[START OF Task data]

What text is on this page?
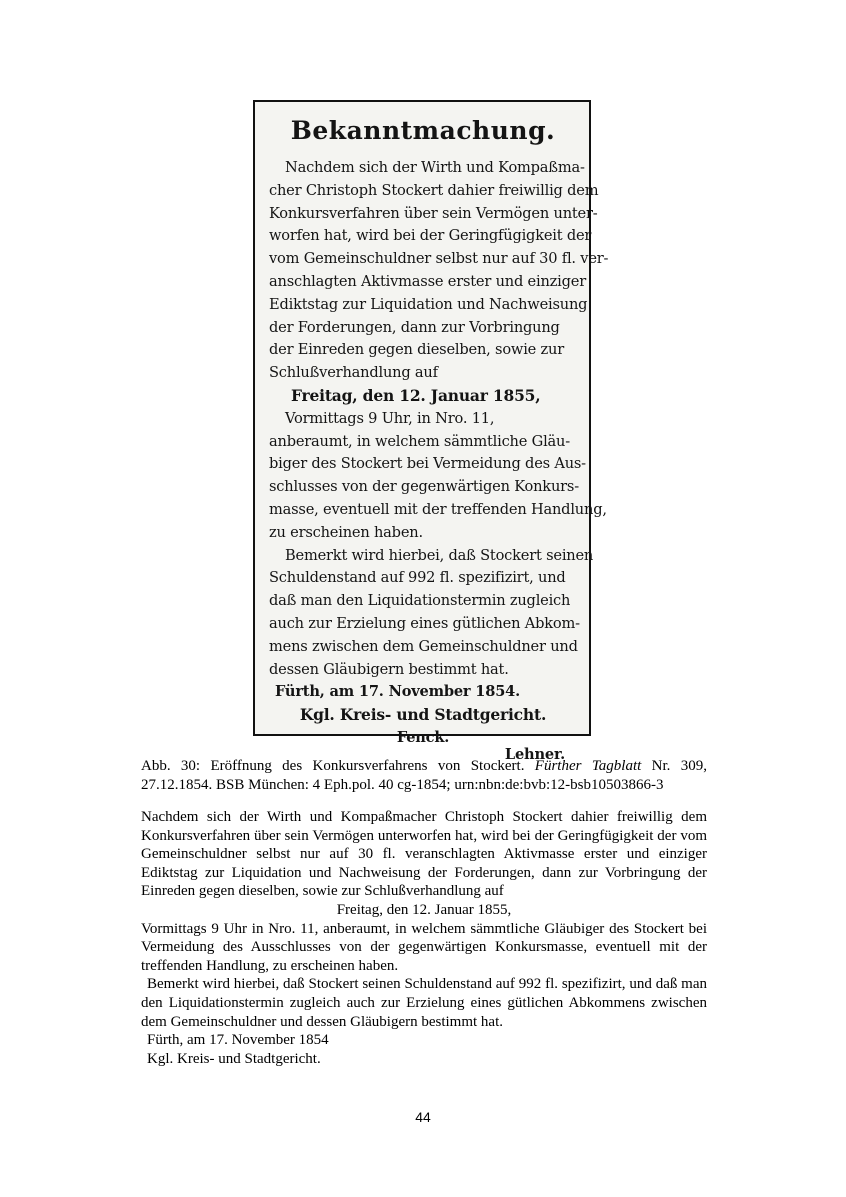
Bekanntmachung.
Nachdem sich der Wirth und Kompaßma-
cher Christoph Stockert dahier freiwillig dem
Konkursverfahren über sein Vermögen unter-
worfen hat, wird bei der Geringfügigkeit der
vom Gemeinschuldner selbst nur auf 30 fl. ver-
anschlagten Aktivmasse erster und einziger
Ediktstag zur Liquidation und Nachweisung
der Forderungen, dann zur Vorbringung
der Einreden gegen dieselben, sowie zur
Schlußverhandlung auf
Freitag, den 12. Januar 1855,
Vormittags 9 Uhr, in Nro. 11,
anberaumt, in welchem sämmtliche Gläu-
biger des Stockert bei Vermeidung des Aus-
schlusses von der gegenwärtigen Konkurs-
masse, eventuell mit der treffenden Handlung,
zu erscheinen haben.
Bemerkt wird hierbei, daß Stockert seinen
Schuldenstand auf 992 fl. spezifizirt, und
daß man den Liquidationstermin zugleich
auch zur Erzielung eines gütlichen Abkom-
mens zwischen dem Gemeinschuldner und
dessen Gläubigern bestimmt hat.
Fürth, am 17. November 1854.
Kgl. Kreis- und Stadtgericht.
Fenck.
Lehner.
Abb. 30: Eröffnung des Konkursverfahrens von Stockert. Fürther Tagblatt Nr. 309, 27.12.1854. BSB München: 4 Eph.pol. 40 cg-1854; urn:nbn:de:bvb:12-bsb10503866-3

Nachdem sich der Wirth und Kompaßmacher Christoph Stockert dahier freiwillig dem Konkursverfahren über sein Vermögen unterworfen hat, wird bei der Geringfügigkeit der vom Gemeinschuldner selbst nur auf 30 fl. veranschlagten Aktivmasse erster und einziger Ediktstag zur Liquidation und Nachweisung der Forderungen, dann zur Vorbringung der Einreden gegen dieselben, sowie zur Schlußverhandlung auf

Freitag, den 12. Januar 1855,

Vormittags 9 Uhr in Nro. 11, anberaumt, in welchem sämmtliche Gläubiger des Stockert bei Vermeidung des Ausschlusses von der gegenwärtigen Konkursmasse, eventuell mit der treffenden Handlung, zu erscheinen haben.

Bemerkt wird hierbei, daß Stockert seinen Schuldenstand auf 992 fl. spezifizirt, und daß man den Liquidationstermin zugleich auch zur Erzielung eines gütlichen Abkommens zwischen dem Gemeinschuldner und dessen Gläubigern bestimmt hat.

Fürth, am 17. November 1854

Kgl. Kreis- und Stadtgericht.

44
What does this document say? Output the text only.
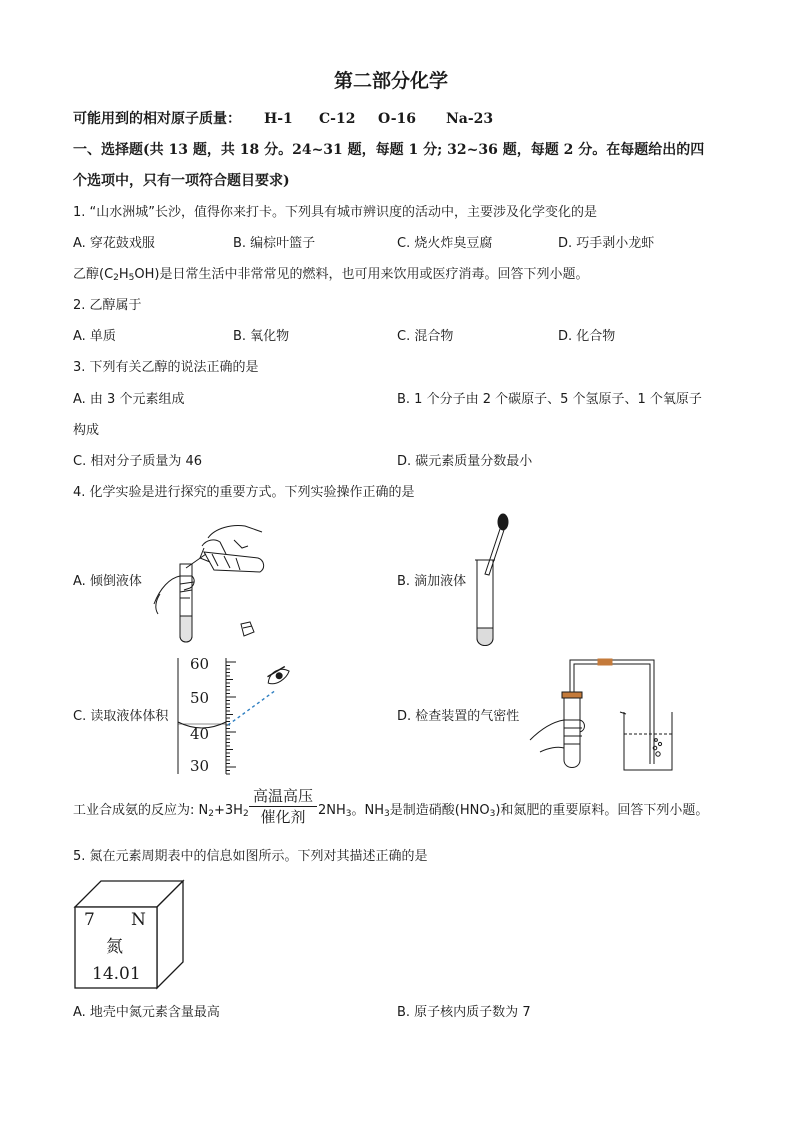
第二部分化学
可能用到的相对原子质量： H-1 C-12 O-16 Na-23
一、选择题(共 13 题，共 18 分。24~31 题，每题 1 分; 32~36 题，每题 2 分。在每题给出的四
个选项中，只有一项符合题目要求)
1. “山水洲城”长沙，值得你来打卡。下列具有城市辨识度的活动中，主要涉及化学变化的是
A. 穿花鼓戏服	B. 编棕叶篮子	C. 烧火炸臭豆腐	D. 巧手剥小龙虾
乙醇$(C_2H_5OH)$是日常生活中非常常见的燃料，也可用来饮用或医疗消毒。回答下列小题。
2. 乙醇属于
A. 单质	B. 氧化物	C. 混合物	D. 化合物
3. 下列有关乙醇的说法正确的是
A. 由 3 个元素组成	B. 1 个分子由 2 个碳原子、5 个氢原子、1 个氧原子
构成
C. 相对分子质量为 46	D. 碳元素质量分数最小
4. 化学实验是进行探究的重要方式。下列实验操作正确的是
A. 倾倒液体	B. 滴加液体
60
50
40
30
C. 读取液体体积	D. 检查装置的气密性
工业合成氨的反应为: $N_2+3H_2$
高温高压
催化剂 $2NH_3$。$NH_3$是制造硝酸$(HNO_3)$和氮肥的重要原料。回答下列小题。
5. 氮在元素周期表中的信息如图所示。下列对其描述正确的是
7 N
氮
14.01
A. 地壳中氮元素含量最高	B. 原子核内质子数为 7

[END OF Task data]

_Aim of the task:_ Report the number of lines in the listing where the string "Gläubigern" appears, and nothing besides.

_Written response:_ 2